## Set problem
Copy out the complete listing, word for word.

## Given data

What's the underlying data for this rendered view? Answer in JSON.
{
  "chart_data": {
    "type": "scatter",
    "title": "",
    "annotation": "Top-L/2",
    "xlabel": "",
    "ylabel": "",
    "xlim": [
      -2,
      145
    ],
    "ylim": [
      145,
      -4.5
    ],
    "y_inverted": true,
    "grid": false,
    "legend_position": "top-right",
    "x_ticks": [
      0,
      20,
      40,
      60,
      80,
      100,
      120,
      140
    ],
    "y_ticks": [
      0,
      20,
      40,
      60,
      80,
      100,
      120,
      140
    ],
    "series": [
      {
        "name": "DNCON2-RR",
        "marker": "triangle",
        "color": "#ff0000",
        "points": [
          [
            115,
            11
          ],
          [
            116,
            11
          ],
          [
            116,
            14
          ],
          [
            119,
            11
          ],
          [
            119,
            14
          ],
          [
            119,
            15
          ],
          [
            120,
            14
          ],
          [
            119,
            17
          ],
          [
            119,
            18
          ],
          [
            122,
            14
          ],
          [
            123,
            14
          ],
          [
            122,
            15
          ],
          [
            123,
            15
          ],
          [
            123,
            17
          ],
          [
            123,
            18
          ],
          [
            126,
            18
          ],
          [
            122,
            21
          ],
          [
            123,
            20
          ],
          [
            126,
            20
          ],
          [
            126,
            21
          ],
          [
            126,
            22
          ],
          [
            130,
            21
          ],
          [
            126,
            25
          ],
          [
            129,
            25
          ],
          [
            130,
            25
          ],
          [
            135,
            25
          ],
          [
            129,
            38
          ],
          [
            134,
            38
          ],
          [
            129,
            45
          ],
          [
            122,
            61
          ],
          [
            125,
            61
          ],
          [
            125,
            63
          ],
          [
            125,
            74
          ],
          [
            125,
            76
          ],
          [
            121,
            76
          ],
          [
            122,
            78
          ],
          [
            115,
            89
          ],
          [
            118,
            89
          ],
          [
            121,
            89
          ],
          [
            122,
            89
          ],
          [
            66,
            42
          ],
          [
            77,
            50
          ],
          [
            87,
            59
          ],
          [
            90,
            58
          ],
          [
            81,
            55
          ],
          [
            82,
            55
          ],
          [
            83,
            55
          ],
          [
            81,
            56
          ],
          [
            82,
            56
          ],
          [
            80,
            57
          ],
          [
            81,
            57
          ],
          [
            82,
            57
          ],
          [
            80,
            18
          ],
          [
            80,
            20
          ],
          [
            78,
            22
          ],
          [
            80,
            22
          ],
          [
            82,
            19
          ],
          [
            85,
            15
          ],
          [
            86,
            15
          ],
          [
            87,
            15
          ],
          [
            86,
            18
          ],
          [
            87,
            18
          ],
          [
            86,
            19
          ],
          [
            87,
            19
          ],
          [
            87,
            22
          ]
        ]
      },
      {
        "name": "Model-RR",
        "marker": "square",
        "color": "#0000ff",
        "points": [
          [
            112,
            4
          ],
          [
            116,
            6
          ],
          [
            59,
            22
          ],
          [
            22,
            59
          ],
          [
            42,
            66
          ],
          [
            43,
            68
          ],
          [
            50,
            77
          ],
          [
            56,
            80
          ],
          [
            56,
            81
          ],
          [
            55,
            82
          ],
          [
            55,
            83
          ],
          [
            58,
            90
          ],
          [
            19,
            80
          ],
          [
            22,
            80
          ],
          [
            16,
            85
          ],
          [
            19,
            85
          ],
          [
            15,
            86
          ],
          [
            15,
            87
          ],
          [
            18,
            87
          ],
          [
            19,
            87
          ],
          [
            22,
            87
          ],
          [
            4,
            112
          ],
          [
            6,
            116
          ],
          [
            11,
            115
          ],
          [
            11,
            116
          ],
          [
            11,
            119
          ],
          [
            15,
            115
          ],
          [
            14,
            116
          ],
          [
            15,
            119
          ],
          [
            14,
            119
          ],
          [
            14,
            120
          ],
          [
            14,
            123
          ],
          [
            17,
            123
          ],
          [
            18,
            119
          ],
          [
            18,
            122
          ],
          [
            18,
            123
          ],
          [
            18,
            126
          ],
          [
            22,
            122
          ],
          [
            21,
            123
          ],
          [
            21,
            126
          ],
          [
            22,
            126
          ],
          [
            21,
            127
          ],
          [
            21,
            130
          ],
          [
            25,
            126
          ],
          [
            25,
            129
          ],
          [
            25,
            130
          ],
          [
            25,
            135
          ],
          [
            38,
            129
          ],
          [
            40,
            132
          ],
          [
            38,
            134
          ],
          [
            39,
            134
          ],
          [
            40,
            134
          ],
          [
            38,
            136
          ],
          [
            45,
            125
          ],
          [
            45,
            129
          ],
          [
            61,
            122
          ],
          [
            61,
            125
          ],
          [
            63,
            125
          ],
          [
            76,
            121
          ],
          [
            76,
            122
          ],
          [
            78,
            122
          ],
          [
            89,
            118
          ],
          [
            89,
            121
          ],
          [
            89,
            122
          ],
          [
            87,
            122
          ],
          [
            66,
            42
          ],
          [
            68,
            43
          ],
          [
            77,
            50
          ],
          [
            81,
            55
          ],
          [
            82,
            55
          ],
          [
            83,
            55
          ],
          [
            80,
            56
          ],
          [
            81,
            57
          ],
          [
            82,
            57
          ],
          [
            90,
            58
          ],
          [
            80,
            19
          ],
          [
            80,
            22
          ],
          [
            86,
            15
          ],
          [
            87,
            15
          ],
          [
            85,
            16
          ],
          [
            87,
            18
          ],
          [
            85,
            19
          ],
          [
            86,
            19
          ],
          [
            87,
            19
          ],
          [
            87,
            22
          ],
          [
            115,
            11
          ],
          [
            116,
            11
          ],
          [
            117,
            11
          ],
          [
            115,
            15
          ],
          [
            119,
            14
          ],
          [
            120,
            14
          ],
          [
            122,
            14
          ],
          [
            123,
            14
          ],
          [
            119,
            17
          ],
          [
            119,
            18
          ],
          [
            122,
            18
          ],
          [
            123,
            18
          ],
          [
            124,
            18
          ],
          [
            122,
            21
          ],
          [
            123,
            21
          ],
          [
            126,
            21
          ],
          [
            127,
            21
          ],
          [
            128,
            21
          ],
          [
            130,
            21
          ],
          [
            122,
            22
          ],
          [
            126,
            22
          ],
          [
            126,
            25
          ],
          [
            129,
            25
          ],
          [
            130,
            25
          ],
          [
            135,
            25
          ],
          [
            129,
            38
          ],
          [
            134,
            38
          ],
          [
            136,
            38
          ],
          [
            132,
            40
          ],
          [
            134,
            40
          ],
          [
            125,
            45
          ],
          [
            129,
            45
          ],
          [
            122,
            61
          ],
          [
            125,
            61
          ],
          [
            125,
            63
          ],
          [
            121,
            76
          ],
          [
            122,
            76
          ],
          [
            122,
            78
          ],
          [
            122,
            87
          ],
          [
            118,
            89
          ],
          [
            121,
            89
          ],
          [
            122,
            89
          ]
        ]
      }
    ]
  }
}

## Written answer
What's the underlying data for this rendered view? Answer in JSON.
{
  "chart_data": {
    "type": "scatter",
    "title": "",
    "annotation": "Top-L/2",
    "xlabel": "",
    "ylabel": "",
    "xlim": [
      -2,
      145
    ],
    "ylim": [
      145,
      -4.5
    ],
    "y_inverted": true,
    "grid": false,
    "legend_position": "top-right",
    "x_ticks": [
      0,
      20,
      40,
      60,
      80,
      100,
      120,
      140
    ],
    "y_ticks": [
      0,
      20,
      40,
      60,
      80,
      100,
      120,
      140
    ],
    "series": [
      {
        "name": "DNCON2-RR",
        "marker": "triangle",
        "color": "#ff0000",
        "points": [
          [
            115,
            11
          ],
          [
            116,
            11
          ],
          [
            116,
            14
          ],
          [
            119,
            11
          ],
          [
            119,
            14
          ],
          [
            119,
            15
          ],
          [
            120,
            14
          ],
          [
            119,
            17
          ],
          [
            119,
            18
          ],
          [
            122,
            14
          ],
          [
            123,
            14
          ],
          [
            122,
            15
          ],
          [
            123,
            15
          ],
          [
            123,
            17
          ],
          [
            123,
            18
          ],
          [
            126,
            18
          ],
          [
            122,
            21
          ],
          [
            123,
            20
          ],
          [
            126,
            20
          ],
          [
            126,
            21
          ],
          [
            126,
            22
          ],
          [
            130,
            21
          ],
          [
            126,
            25
          ],
          [
            129,
            25
          ],
          [
            130,
            25
          ],
          [
            135,
            25
          ],
          [
            129,
            38
          ],
          [
            134,
            38
          ],
          [
            129,
            45
          ],
          [
            122,
            61
          ],
          [
            125,
            61
          ],
          [
            125,
            63
          ],
          [
            125,
            74
          ],
          [
            125,
            76
          ],
          [
            121,
            76
          ],
          [
            122,
            78
          ],
          [
            115,
            89
          ],
          [
            118,
            89
          ],
          [
            121,
            89
          ],
          [
            122,
            89
          ],
          [
            66,
            42
          ],
          [
            77,
            50
          ],
          [
            87,
            59
          ],
          [
            90,
            58
          ],
          [
            81,
            55
          ],
          [
            82,
            55
          ],
          [
            83,
            55
          ],
          [
            81,
            56
          ],
          [
            82,
            56
          ],
          [
            80,
            57
          ],
          [
            81,
            57
          ],
          [
            82,
            57
          ],
          [
            80,
            18
          ],
          [
            80,
            20
          ],
          [
            78,
            22
          ],
          [
            80,
            22
          ],
          [
            82,
            19
          ],
          [
            85,
            15
          ],
          [
            86,
            15
          ],
          [
            87,
            15
          ],
          [
            86,
            18
          ],
          [
            87,
            18
          ],
          [
            86,
            19
          ],
          [
            87,
            19
          ],
          [
            87,
            22
          ]
        ]
      },
      {
        "name": "Model-RR",
        "marker": "square",
        "color": "#0000ff",
        "points": [
          [
            112,
            4
          ],
          [
            116,
            6
          ],
          [
            59,
            22
          ],
          [
            22,
            59
          ],
          [
            42,
            66
          ],
          [
            43,
            68
          ],
          [
            50,
            77
          ],
          [
            56,
            80
          ],
          [
            56,
            81
          ],
          [
            55,
            82
          ],
          [
            55,
            83
          ],
          [
            58,
            90
          ],
          [
            19,
            80
          ],
          [
            22,
            80
          ],
          [
            16,
            85
          ],
          [
            19,
            85
          ],
          [
            15,
            86
          ],
          [
            15,
            87
          ],
          [
            18,
            87
          ],
          [
            19,
            87
          ],
          [
            22,
            87
          ],
          [
            4,
            112
          ],
          [
            6,
            116
          ],
          [
            11,
            115
          ],
          [
            11,
            116
          ],
          [
            11,
            119
          ],
          [
            15,
            115
          ],
          [
            14,
            116
          ],
          [
            15,
            119
          ],
          [
            14,
            119
          ],
          [
            14,
            120
          ],
          [
            14,
            123
          ],
          [
            17,
            123
          ],
          [
            18,
            119
          ],
          [
            18,
            122
          ],
          [
            18,
            123
          ],
          [
            18,
            126
          ],
          [
            22,
            122
          ],
          [
            21,
            123
          ],
          [
            21,
            126
          ],
          [
            22,
            126
          ],
          [
            21,
            127
          ],
          [
            21,
            130
          ],
          [
            25,
            126
          ],
          [
            25,
            129
          ],
          [
            25,
            130
          ],
          [
            25,
            135
          ],
          [
            38,
            129
          ],
          [
            40,
            132
          ],
          [
            38,
            134
          ],
          [
            39,
            134
          ],
          [
            40,
            134
          ],
          [
            38,
            136
          ],
          [
            45,
            125
          ],
          [
            45,
            129
          ],
          [
            61,
            122
          ],
          [
            61,
            125
          ],
          [
            63,
            125
          ],
          [
            76,
            121
          ],
          [
            76,
            122
          ],
          [
            78,
            122
          ],
          [
            89,
            118
          ],
          [
            89,
            121
          ],
          [
            89,
            122
          ],
          [
            87,
            122
          ],
          [
            66,
            42
          ],
          [
            68,
            43
          ],
          [
            77,
            50
          ],
          [
            81,
            55
          ],
          [
            82,
            55
          ],
          [
            83,
            55
          ],
          [
            80,
            56
          ],
          [
            81,
            57
          ],
          [
            82,
            57
          ],
          [
            90,
            58
          ],
          [
            80,
            19
          ],
          [
            80,
            22
          ],
          [
            86,
            15
          ],
          [
            87,
            15
          ],
          [
            85,
            16
          ],
          [
            87,
            18
          ],
          [
            85,
            19
          ],
          [
            86,
            19
          ],
          [
            87,
            19
          ],
          [
            87,
            22
          ],
          [
            115,
            11
          ],
          [
            116,
            11
          ],
          [
            117,
            11
          ],
          [
            115,
            15
          ],
          [
            119,
            14
          ],
          [
            120,
            14
          ],
          [
            122,
            14
          ],
          [
            123,
            14
          ],
          [
            119,
            17
          ],
          [
            119,
            18
          ],
          [
            122,
            18
          ],
          [
            123,
            18
          ],
          [
            124,
            18
          ],
          [
            122,
            21
          ],
          [
            123,
            21
          ],
          [
            126,
            21
          ],
          [
            127,
            21
          ],
          [
            128,
            21
          ],
          [
            130,
            21
          ],
          [
            122,
            22
          ],
          [
            126,
            22
          ],
          [
            126,
            25
          ],
          [
            129,
            25
          ],
          [
            130,
            25
          ],
          [
            135,
            25
          ],
          [
            129,
            38
          ],
          [
            134,
            38
          ],
          [
            136,
            38
          ],
          [
            132,
            40
          ],
          [
            134,
            40
          ],
          [
            125,
            45
          ],
          [
            129,
            45
          ],
          [
            122,
            61
          ],
          [
            125,
            61
          ],
          [
            125,
            63
          ],
          [
            121,
            76
          ],
          [
            122,
            76
          ],
          [
            122,
            78
          ],
          [
            122,
            87
          ],
          [
            118,
            89
          ],
          [
            121,
            89
          ],
          [
            122,
            89
          ]
        ]
      }
    ]
  }
}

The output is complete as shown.